> _PROBLEMS TO WORK ON_:
(A) List every court case or judgment that the text on the RoadPeace challenge names.
(B) In the text on the RoadPeace challenge, up to what date does the existing UtDA apply to accidents?
(C) Extend the text on the RoadPeace challenge by writing what comes next after its final sentence.

> _SOURCE TEXT_:
+++
Third, there is a group of issues which relate to the compatibility of the UDA and UtDA with the Directive. (1) RoadPeace contends that the existing UtDA is unlawful and, though improved in the new agreement, remains unlawful, because it fell and still falls short of the protection required to be given to minors and protected persons involved in seeking compensation from the MIB equivalent to the protection they would receive in civil litigation under the CPR. (2) There are two issues where RoadPeace accepts that the new UtDA will meet EU law requirements, but contends that the existing UtDA, which will apply to accidents up to 1 March 2017, does not. These issues are (a) the time limit on the requirement for reporting accidents to the police, and (b) the definition of “significant personal injury”, which is a threshold requirement for property damage claims. (3) There is an issue about the “terrorism exception” not now in the agreements, but still applicable to accidents happening before 1 March 2017.   The SST, but not the MIB, accepts that the exception is not permissible under the Directive. The debate before me therefore was largely about the remedy in relation to accidents which had occurred before that date and to which the exclusion in respect of acts of terrorism would apply. The SST contended that damages under Francovich v Italy [1991] E R I-3061, [1995] ICR 722 and Brasserie du Pecheur v Germany; R v SST ex p Factortame (No.4), [1996] QB 405 ECJ, were the appropriate remedy, if the conditions were met. RoadPeace contended that that would be inadequate.

The challenges by and large failed, apart from the one in relation to the VNUK judgment, which is of course, something that the government clearly hopes will be cured by Brexit, when the binding quality of judgments of the European Court of Justice lapse in the near future. Possibly.

Hidden away in the judgment is an interesting concession concerned with section 152(2) of the Road Traffic Act 1988 in these terms at paragraph 70:

A further issue arose which is usefully picked up here. Mr Palmer accepted in his written submissions of October that the true effect of Fidelidade was that s152(2) RTA was no longer compatible with EU law. The general rule is that the insurer is directly responsible for satisfying judgements obtained by third parties against the insured even if the insurance company will otherwise be entitled to avoid the policy. There was an exception to that general rule in s152(2), where a declaration had been made that the policy had been obtained through non-disclosure of a material fact or a materially false representation of fact. Amendment would therefore be required. But that was not part of the challenge in these proceedings, nor did it relate to this ground.
+++
> _EXCERPTED DATA_:
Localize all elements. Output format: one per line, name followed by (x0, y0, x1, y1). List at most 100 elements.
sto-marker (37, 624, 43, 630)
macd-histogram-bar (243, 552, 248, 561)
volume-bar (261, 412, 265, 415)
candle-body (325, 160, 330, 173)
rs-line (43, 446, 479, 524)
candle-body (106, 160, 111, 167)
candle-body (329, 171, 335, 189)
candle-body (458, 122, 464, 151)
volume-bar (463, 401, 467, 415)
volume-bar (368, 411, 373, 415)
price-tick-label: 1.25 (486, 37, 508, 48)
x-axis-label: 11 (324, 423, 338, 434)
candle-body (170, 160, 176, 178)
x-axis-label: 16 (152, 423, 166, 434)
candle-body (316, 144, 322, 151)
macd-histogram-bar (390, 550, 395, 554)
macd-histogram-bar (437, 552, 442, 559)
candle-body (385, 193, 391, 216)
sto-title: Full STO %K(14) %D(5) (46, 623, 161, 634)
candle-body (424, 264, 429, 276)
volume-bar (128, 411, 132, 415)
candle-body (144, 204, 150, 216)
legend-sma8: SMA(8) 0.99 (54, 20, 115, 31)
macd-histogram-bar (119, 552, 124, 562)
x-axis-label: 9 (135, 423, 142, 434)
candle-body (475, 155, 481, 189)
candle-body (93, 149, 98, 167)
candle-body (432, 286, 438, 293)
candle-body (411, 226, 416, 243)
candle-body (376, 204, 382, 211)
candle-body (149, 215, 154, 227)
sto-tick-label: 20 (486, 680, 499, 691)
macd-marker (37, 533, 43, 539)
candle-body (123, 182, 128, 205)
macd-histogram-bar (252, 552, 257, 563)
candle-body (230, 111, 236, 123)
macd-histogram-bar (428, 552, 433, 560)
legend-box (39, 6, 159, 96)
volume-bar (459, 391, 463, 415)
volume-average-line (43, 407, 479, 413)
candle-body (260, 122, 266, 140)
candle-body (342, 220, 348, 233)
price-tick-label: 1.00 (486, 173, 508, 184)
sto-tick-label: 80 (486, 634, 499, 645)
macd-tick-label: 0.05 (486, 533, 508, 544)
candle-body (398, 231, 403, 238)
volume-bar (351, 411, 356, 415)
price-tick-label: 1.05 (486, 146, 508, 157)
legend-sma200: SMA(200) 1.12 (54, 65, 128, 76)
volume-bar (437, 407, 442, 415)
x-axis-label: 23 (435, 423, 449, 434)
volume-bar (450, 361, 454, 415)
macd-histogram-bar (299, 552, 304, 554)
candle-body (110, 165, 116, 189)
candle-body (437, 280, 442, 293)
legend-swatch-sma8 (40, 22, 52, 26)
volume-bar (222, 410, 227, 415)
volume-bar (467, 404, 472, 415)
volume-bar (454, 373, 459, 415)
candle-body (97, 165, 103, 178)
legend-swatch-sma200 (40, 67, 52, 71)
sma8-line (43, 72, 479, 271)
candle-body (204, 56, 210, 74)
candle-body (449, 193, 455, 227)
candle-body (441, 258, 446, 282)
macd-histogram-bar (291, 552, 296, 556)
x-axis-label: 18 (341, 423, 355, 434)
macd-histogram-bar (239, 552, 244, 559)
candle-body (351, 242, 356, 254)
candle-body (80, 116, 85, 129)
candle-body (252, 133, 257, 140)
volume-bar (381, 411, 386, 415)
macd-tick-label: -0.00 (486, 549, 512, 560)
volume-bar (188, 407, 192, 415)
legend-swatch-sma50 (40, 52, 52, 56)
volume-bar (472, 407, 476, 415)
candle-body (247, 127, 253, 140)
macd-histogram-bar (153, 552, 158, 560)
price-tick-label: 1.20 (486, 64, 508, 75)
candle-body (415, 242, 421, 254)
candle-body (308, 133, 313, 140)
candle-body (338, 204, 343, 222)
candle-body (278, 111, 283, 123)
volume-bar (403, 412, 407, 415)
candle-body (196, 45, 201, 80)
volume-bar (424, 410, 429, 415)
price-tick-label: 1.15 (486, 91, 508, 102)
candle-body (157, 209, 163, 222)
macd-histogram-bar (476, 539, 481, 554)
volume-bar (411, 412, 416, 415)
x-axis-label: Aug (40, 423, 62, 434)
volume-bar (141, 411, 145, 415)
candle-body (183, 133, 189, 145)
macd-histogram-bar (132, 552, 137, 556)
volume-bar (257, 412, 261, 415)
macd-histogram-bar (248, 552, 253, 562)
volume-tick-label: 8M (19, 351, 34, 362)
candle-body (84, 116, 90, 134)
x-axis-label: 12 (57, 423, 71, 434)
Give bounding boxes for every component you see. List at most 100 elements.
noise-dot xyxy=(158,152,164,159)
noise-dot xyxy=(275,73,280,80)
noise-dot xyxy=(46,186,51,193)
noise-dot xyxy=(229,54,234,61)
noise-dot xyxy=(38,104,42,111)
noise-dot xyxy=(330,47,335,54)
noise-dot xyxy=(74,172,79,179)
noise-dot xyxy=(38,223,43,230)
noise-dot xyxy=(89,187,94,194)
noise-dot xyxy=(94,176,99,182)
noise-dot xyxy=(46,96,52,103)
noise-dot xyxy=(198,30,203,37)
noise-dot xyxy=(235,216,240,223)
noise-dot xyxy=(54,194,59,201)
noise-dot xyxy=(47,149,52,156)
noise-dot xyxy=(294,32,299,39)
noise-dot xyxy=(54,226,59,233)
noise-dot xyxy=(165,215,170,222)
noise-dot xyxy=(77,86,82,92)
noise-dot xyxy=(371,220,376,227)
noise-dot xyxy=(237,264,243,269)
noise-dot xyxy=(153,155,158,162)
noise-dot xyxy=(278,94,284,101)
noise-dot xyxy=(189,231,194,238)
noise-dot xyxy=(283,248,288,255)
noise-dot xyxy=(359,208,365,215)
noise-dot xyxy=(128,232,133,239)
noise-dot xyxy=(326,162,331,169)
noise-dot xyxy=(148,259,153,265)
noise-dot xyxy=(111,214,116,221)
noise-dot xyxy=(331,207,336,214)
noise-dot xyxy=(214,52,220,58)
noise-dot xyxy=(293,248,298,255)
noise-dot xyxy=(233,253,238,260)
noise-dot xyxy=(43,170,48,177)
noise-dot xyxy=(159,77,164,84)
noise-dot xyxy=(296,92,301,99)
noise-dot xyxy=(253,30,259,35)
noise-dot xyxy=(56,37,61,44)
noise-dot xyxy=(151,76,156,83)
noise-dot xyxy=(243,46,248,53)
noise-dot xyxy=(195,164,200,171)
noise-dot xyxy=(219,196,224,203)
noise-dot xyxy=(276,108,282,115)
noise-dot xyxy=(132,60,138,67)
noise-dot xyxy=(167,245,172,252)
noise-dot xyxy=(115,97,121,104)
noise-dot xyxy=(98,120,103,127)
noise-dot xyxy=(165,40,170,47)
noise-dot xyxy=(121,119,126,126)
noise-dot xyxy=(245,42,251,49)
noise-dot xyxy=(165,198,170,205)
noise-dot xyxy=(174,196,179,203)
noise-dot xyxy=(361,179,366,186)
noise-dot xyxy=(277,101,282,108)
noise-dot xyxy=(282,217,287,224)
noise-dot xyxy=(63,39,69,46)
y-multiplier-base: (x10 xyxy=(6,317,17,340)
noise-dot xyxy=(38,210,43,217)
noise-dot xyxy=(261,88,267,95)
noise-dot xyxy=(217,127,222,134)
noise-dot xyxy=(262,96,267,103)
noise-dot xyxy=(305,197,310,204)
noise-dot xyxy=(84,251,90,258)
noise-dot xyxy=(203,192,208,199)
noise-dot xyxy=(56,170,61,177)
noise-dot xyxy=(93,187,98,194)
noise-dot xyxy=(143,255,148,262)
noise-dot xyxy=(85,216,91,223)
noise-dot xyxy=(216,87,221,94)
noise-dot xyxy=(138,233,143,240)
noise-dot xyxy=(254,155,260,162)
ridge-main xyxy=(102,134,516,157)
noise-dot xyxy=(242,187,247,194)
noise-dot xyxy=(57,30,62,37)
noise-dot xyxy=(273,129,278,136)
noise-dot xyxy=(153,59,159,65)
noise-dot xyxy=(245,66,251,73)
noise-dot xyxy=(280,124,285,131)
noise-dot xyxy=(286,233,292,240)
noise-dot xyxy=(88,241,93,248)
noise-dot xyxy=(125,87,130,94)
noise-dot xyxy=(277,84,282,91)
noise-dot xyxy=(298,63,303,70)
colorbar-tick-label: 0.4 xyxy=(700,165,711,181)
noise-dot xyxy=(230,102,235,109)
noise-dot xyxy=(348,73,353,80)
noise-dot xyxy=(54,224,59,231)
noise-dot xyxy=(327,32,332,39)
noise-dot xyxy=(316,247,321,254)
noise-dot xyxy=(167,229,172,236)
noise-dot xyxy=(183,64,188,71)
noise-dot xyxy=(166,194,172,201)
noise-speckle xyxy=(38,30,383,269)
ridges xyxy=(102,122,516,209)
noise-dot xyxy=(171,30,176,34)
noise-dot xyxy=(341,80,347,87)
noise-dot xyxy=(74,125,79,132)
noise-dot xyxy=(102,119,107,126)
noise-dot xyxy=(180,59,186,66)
+++
> _ANSWERS IN ORDER_:
(A)
Francovich v Italy
Brasserie du Pecheur v Germany
R v SST ex p Factortame (No.4)
VNUK
Fidelidade

(B) 1 March 2017.

(C)
Section 152(2) provides as follows:

(2) Subject to subsection (3) below, no sum is payable by an insurer under section 151 of this Act if, in an action commenced before, or within three months after, the commencement of the proceedings in which the judgment was given, he has obtained a declaration—

(a) that, apart from any provision contained in the policy or security, he is entitled to avoid it either under the Consumer Insurance (Disclosure and Representations) Act 2012 or, if that Act does not apply, on the ground that it was obtained—

(i) by the non-disclosure of a material fact, or

(ii) by a representation of fact which was false in some material particular, or

(b) if he has avoided the policy or security under that Act or on that ground, that he was entitled so to do apart from any provision contained in the policy or security.

and, for the purposes of this section, “material” means of such a nature as to influence the judgment of a prudent insurer in determining whether he will take the risk and, if so, at what premium and on what conditions.

I have fond memories of that subsection: remembering travelling to obscure courts in Lincolnshire, now long since closed, 20 or more years ago to obtain such declarations. Now it appears that this route is no longer open to an insurer to avoid indemnity: and so incrementally the law moves on.

The judgment is essential reading for all those who have cause to deal with the murky business of enforcing judgments against insurers: it also admirably traces the key statutory provisions, both domestic and European and cases which govern this area of law and so forms a useful starting place for material for further reading.